Work required:
Find all lines in the records that include the word "IRELAND", and copy them out.

..........

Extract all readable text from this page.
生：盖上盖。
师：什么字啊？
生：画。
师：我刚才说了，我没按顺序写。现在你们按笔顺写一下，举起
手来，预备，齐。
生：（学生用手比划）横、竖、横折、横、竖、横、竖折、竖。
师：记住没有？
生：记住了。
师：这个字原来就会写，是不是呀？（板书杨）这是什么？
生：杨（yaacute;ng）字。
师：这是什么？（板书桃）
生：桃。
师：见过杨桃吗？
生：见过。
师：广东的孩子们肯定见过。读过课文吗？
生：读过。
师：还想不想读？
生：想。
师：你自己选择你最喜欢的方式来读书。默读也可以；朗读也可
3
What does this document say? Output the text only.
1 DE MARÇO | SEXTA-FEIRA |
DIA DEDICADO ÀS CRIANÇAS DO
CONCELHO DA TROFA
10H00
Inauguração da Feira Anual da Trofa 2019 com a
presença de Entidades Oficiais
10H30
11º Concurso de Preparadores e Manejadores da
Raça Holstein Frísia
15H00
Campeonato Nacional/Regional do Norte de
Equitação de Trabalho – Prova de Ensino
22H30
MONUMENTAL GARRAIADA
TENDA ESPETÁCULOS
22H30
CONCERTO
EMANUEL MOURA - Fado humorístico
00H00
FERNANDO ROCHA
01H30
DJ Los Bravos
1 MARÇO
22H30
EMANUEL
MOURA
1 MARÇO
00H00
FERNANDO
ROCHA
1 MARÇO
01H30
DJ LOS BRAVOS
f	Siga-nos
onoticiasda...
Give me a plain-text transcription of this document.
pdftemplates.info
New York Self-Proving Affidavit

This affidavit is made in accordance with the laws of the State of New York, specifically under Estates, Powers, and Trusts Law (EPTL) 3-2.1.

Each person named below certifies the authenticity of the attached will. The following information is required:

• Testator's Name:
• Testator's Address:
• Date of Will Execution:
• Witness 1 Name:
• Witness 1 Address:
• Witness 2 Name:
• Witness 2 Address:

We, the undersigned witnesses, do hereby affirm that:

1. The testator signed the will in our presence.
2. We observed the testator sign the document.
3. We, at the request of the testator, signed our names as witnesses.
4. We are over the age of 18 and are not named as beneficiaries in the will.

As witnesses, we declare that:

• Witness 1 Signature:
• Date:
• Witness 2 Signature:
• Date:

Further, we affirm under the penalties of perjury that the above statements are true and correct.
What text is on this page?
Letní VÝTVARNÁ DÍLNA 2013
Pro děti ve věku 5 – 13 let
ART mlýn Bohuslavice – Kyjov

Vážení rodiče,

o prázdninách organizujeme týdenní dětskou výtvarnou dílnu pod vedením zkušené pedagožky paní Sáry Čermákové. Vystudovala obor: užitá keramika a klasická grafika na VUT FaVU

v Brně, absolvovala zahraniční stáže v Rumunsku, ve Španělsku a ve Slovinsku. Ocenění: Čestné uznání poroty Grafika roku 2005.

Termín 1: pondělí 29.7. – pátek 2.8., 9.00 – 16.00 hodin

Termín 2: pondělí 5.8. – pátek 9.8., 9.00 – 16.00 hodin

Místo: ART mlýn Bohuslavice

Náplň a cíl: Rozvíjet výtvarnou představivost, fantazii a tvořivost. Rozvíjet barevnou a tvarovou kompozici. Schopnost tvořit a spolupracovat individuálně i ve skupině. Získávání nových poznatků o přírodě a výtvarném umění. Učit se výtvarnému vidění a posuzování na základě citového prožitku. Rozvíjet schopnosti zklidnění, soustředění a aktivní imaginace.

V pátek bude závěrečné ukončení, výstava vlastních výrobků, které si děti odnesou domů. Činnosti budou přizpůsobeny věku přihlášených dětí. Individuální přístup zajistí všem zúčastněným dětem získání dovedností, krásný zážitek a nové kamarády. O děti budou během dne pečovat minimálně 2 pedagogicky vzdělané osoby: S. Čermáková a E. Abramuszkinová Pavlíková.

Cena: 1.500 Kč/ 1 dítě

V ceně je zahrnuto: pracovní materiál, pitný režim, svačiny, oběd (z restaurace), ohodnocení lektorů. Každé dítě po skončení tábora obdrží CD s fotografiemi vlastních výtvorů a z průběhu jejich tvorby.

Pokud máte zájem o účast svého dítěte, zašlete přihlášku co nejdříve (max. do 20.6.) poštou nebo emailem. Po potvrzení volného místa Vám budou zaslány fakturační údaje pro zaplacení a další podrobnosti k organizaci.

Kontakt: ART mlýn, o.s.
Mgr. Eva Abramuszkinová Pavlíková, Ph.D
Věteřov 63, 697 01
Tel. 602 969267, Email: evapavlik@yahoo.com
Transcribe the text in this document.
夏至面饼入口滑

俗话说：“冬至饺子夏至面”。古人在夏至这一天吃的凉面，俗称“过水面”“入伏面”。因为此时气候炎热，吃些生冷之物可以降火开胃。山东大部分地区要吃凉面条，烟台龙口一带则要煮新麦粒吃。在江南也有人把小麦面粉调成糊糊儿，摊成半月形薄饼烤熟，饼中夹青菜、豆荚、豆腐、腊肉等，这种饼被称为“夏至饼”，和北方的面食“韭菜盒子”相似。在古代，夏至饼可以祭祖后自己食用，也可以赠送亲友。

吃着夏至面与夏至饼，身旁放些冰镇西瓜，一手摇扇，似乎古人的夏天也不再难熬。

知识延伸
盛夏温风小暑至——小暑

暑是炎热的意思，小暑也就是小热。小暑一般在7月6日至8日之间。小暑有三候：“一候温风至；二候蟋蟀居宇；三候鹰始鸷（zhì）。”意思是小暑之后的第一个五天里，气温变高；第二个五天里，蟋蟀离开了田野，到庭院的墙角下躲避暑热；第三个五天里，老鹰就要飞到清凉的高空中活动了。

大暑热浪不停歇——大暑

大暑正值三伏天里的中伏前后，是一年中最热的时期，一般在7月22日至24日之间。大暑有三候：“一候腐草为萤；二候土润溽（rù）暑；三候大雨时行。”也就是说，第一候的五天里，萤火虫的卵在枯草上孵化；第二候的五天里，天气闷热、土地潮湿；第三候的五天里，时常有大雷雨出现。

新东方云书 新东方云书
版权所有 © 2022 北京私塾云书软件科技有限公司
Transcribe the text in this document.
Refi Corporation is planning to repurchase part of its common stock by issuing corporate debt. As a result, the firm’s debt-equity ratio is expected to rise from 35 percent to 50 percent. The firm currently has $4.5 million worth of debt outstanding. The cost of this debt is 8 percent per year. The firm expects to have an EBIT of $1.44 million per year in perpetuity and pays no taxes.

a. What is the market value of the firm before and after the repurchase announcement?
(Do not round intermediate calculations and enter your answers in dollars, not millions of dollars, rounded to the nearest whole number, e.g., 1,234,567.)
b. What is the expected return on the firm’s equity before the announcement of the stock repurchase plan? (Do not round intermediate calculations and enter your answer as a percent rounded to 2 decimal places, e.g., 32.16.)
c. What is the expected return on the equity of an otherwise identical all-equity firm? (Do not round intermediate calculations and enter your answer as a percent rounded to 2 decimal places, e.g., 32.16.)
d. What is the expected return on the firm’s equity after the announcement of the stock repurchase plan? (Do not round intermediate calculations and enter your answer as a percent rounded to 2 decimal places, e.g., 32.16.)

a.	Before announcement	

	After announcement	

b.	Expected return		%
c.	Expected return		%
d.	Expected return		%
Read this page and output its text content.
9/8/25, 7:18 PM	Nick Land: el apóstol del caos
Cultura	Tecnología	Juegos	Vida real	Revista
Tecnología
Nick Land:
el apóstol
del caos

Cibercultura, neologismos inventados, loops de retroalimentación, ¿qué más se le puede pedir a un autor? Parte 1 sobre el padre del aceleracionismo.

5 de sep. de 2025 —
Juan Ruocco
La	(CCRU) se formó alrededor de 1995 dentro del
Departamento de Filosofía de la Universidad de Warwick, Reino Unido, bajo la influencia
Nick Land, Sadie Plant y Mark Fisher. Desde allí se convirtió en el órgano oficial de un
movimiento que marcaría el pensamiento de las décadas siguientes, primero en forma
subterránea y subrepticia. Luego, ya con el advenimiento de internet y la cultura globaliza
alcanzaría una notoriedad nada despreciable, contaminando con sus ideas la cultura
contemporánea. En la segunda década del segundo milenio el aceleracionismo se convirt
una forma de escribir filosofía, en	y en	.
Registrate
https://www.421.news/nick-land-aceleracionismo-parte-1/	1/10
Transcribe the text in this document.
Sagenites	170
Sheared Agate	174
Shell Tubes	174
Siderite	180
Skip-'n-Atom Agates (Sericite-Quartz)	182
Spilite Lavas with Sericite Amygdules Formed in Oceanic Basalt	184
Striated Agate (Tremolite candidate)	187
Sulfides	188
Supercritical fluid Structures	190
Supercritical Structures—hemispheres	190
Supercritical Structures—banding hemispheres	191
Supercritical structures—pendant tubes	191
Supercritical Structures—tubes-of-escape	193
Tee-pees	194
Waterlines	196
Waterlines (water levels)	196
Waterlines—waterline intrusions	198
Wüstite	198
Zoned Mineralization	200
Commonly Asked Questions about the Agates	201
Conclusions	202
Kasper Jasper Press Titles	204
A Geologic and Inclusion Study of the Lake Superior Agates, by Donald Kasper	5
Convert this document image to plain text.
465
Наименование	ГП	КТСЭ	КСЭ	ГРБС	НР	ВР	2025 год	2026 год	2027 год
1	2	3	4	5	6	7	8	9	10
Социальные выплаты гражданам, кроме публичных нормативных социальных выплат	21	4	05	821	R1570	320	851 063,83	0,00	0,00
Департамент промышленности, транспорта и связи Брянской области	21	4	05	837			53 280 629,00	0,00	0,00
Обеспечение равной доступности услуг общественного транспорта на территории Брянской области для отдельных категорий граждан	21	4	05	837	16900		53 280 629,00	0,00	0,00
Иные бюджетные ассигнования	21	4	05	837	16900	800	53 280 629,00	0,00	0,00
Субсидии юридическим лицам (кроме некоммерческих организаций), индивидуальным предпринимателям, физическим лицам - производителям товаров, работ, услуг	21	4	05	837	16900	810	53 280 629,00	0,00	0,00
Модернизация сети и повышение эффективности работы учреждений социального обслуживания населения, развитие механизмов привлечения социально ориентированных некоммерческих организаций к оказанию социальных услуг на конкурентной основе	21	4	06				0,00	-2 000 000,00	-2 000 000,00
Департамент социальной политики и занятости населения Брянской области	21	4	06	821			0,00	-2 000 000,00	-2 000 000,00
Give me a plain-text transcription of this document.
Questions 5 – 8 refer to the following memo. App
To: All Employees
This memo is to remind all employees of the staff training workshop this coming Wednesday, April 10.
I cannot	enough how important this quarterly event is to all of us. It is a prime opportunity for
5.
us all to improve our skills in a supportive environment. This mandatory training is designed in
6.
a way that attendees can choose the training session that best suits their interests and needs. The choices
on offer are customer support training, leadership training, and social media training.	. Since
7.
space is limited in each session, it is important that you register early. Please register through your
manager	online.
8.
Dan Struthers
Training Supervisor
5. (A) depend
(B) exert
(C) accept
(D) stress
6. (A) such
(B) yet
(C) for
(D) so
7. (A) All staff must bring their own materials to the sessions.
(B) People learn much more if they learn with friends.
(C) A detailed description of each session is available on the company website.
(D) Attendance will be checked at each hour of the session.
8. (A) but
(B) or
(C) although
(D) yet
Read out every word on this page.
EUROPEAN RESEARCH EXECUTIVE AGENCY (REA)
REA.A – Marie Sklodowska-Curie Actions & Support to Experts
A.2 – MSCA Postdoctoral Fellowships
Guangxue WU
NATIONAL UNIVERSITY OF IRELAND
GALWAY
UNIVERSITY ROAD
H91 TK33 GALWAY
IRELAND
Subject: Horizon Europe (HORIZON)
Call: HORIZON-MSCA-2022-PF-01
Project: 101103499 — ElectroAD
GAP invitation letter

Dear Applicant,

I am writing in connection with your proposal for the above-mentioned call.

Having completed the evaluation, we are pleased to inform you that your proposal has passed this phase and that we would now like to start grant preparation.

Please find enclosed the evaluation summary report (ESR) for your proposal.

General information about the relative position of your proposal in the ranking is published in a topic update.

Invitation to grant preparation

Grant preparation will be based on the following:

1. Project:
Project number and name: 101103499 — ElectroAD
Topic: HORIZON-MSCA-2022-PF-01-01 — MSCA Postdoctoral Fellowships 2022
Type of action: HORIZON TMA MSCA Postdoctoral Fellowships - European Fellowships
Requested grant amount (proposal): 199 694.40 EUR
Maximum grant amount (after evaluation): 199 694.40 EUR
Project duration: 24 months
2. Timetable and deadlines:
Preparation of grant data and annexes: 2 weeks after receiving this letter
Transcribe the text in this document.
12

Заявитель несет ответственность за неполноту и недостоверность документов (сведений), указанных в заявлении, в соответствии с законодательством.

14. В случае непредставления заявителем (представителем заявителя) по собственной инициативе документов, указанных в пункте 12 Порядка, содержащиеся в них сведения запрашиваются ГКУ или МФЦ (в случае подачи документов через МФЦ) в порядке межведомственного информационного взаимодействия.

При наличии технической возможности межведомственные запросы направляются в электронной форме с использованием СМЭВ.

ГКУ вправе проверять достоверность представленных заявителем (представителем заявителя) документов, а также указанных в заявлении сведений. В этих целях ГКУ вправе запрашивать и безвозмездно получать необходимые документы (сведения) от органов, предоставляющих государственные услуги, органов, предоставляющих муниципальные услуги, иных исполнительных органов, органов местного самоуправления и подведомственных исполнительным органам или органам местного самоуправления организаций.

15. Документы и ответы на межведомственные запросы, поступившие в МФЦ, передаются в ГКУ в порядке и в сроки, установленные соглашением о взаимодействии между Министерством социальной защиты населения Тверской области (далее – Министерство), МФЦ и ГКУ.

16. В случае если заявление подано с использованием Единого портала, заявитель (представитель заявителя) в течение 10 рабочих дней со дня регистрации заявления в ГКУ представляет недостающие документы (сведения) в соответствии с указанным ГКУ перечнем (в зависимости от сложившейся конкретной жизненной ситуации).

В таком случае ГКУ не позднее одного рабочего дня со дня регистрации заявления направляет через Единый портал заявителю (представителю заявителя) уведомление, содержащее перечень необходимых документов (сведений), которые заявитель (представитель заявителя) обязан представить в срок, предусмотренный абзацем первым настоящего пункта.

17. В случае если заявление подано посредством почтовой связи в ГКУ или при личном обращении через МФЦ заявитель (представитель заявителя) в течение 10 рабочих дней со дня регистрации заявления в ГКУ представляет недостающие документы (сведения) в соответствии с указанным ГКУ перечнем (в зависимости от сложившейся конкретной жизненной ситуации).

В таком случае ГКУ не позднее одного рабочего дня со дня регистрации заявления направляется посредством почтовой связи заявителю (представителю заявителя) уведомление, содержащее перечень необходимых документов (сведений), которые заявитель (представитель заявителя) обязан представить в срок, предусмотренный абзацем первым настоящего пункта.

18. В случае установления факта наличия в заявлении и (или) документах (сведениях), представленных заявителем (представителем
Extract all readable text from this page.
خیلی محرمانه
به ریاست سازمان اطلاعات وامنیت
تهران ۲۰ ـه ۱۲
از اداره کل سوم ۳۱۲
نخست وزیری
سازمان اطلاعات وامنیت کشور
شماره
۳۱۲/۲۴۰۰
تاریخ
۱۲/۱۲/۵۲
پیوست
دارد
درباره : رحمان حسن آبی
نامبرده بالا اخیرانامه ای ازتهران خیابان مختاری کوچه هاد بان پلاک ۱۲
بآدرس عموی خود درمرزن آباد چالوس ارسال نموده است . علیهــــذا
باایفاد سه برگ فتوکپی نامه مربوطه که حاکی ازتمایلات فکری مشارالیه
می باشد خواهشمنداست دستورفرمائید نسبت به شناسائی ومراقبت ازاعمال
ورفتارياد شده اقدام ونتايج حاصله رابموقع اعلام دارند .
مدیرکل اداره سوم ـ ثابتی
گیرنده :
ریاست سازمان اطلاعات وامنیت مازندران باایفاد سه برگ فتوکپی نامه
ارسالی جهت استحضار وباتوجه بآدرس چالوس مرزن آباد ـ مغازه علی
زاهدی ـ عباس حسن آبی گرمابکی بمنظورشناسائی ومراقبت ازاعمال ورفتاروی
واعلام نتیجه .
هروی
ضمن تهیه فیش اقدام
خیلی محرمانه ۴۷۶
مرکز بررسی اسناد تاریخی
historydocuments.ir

..........

Finished exercise:
NATIONAL UNIVERSITY OF IRELAND
IRELAND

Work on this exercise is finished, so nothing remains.